### What is asked
Note each line of the listing that contains the string "CompTIA", and copy it.

### Source data
* * *
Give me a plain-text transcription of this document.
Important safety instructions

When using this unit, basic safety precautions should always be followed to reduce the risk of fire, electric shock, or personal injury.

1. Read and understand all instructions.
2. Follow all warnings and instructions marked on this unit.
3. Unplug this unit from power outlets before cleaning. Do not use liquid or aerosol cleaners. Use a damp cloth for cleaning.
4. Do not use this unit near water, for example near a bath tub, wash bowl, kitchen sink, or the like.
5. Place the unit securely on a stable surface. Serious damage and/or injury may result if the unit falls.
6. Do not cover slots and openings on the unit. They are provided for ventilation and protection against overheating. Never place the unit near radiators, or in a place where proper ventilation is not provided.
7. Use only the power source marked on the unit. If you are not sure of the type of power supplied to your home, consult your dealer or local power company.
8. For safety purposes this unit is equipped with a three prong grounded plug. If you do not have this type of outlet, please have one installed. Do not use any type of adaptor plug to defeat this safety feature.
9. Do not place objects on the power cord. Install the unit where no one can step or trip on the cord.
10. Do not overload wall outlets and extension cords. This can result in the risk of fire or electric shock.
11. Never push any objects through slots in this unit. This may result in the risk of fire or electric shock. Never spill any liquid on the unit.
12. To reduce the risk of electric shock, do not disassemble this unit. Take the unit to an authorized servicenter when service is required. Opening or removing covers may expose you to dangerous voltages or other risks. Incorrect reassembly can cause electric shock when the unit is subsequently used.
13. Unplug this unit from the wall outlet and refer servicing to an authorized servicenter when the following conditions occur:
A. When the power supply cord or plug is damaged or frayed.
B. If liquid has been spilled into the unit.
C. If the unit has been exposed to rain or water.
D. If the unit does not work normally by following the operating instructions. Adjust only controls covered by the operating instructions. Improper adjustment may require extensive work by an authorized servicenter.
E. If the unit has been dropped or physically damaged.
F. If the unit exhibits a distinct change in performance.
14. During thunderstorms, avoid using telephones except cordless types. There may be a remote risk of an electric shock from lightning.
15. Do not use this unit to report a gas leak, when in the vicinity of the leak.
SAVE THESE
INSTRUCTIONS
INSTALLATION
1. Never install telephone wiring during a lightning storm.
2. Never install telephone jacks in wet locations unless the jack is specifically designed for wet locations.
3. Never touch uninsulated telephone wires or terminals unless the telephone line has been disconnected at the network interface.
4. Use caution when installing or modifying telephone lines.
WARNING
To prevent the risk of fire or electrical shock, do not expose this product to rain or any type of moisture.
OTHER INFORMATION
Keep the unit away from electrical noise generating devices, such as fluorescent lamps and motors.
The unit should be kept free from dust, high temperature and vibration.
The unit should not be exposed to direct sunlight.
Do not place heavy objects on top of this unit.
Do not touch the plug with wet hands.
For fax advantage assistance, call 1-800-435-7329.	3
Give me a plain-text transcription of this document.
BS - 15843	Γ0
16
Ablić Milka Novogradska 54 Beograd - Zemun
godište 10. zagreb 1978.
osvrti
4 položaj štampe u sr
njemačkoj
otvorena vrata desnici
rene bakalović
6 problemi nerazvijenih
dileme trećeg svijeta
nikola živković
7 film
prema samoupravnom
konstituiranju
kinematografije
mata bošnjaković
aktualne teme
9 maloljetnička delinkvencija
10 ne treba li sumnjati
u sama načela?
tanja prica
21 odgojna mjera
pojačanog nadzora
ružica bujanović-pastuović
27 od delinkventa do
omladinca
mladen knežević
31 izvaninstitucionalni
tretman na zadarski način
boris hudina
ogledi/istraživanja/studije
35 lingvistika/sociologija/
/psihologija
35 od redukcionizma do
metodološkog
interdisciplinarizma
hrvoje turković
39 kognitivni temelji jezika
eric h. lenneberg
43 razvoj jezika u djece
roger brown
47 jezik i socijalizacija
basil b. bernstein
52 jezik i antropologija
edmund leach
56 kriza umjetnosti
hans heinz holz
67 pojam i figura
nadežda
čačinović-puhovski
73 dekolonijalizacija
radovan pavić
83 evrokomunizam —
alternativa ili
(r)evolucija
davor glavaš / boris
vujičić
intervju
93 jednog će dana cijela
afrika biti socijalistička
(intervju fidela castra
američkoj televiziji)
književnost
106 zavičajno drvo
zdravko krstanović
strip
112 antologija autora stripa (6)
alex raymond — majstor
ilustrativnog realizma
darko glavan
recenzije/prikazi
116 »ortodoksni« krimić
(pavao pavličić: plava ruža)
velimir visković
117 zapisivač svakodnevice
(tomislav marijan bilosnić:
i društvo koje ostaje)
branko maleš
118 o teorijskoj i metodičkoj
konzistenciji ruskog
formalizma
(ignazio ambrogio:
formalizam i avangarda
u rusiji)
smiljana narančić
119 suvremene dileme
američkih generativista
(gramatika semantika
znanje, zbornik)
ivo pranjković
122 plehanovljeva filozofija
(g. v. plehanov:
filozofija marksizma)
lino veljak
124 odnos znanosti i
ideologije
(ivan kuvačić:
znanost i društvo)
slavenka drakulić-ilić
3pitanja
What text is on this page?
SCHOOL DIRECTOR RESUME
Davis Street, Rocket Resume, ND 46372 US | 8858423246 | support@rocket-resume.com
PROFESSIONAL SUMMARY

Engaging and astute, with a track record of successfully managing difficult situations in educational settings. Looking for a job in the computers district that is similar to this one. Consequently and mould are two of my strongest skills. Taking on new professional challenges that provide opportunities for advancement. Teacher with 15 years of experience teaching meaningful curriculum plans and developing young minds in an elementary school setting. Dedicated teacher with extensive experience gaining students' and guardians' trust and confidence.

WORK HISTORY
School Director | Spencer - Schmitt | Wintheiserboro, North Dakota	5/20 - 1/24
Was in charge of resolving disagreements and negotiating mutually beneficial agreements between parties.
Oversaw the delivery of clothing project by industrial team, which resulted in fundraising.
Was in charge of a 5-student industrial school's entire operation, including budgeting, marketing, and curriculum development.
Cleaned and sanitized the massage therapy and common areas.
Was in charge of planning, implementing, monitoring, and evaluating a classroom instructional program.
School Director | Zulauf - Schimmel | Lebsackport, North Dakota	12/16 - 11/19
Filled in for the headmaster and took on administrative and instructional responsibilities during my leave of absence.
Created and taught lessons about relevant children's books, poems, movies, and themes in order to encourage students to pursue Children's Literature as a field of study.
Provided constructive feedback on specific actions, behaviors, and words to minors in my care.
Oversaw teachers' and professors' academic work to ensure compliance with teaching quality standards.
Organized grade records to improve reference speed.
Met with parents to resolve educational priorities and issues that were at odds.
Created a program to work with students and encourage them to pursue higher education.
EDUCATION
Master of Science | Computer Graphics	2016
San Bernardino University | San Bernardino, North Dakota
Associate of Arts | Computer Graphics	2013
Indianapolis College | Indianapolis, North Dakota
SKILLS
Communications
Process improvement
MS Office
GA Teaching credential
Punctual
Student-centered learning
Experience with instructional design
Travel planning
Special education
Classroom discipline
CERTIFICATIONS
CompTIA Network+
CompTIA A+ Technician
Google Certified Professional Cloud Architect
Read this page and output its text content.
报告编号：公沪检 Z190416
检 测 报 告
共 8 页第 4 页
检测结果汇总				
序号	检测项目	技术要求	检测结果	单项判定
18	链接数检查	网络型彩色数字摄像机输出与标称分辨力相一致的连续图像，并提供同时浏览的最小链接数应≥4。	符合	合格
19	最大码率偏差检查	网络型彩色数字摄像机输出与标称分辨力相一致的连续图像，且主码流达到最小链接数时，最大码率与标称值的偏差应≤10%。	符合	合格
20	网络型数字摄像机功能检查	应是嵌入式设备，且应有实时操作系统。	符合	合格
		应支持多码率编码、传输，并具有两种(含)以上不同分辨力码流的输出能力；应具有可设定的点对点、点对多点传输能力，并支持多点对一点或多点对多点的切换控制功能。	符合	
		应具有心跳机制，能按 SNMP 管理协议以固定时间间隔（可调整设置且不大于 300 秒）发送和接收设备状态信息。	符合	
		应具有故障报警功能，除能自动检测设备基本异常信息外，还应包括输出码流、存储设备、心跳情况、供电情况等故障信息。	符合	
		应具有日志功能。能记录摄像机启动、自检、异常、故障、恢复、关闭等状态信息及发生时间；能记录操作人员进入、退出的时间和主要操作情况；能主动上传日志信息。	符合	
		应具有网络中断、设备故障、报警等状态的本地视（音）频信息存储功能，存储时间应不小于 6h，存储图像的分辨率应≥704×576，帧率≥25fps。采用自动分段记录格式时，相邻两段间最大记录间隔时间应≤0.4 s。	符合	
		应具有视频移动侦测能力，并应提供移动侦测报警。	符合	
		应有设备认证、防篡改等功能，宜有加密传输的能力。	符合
* * *
### Solution below
CompTIA Network+
CompTIA A+ Technician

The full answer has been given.